Search the listing below for the string "height" and copy every line where it occurs.

start RECORDS SHOWN

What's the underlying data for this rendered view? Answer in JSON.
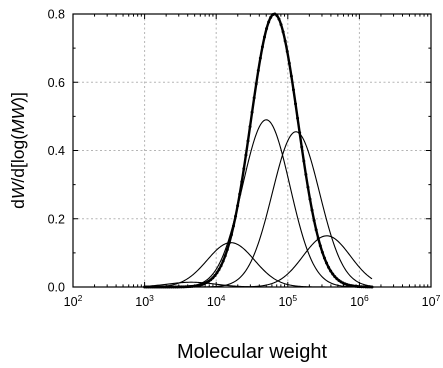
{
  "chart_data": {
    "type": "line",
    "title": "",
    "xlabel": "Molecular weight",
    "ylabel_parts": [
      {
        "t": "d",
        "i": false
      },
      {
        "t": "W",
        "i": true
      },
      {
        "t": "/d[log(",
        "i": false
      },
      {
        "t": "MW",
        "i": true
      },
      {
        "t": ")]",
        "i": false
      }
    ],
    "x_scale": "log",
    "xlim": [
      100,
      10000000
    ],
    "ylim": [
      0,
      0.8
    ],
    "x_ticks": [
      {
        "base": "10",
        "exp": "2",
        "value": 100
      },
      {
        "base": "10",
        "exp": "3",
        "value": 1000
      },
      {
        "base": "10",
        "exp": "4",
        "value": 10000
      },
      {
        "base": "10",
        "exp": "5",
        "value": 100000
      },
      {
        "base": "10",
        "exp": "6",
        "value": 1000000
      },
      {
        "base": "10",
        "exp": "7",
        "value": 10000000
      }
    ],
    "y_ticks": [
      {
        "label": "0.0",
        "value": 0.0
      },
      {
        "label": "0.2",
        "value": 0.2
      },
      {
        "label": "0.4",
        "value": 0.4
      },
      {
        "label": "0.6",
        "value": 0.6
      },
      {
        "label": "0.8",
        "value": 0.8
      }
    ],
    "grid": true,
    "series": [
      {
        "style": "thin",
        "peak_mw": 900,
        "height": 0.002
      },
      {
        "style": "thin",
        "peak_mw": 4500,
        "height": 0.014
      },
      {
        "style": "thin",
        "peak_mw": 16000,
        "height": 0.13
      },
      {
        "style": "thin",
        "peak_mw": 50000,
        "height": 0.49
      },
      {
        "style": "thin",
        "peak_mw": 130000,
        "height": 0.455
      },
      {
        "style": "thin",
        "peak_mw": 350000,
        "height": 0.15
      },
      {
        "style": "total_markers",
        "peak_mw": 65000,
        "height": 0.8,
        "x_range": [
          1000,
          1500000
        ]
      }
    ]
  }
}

end RECORDS SHOWN
start RECORDS SHOWN

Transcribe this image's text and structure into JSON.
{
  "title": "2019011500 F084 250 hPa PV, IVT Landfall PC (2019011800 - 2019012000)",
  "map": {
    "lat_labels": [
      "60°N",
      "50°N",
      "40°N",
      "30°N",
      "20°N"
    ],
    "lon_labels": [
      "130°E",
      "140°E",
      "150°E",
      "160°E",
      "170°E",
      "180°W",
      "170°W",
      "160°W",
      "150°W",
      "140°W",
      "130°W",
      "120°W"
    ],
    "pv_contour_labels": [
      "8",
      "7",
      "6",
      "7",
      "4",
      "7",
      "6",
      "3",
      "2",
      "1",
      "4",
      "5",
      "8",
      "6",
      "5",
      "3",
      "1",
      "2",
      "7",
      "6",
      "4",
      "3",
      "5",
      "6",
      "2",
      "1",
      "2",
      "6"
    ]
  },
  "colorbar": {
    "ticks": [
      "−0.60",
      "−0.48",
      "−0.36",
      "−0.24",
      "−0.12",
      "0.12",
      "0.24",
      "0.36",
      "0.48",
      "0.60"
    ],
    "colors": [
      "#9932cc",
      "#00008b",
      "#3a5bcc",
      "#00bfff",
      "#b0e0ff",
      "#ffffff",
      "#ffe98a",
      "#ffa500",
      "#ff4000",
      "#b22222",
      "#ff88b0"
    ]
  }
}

end RECORDS SHOWN
start RECORDS SHOWN

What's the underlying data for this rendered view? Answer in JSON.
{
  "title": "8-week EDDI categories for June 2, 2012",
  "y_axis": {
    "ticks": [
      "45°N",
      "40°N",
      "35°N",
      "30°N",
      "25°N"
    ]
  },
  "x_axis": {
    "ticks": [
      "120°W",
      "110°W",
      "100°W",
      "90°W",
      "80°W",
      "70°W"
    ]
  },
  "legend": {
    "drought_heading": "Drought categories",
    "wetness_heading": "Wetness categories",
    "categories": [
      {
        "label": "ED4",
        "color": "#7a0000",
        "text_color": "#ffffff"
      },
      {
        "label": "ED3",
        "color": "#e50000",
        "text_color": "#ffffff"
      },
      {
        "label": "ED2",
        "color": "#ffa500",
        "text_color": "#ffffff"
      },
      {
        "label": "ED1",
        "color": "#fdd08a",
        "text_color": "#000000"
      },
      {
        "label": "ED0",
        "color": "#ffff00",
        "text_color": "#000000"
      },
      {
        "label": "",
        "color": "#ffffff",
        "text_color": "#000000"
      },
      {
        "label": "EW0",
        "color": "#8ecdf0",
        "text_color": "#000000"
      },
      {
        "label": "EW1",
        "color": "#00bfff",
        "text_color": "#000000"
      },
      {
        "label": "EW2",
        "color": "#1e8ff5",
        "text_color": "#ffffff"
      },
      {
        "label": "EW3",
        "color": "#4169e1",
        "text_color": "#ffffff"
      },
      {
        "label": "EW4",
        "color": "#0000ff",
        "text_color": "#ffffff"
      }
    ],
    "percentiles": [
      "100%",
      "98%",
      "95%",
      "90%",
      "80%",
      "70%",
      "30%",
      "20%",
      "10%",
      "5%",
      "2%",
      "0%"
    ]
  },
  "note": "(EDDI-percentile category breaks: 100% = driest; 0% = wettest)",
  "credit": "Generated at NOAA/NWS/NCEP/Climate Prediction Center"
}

end RECORDS SHOWN

_OUTPUT FOR THIS TASK_:
        "height": 0.002
        "height": 0.014
        "height": 0.13
        "height": 0.49
        "height": 0.455
        "height": 0.15
        "height": 0.8,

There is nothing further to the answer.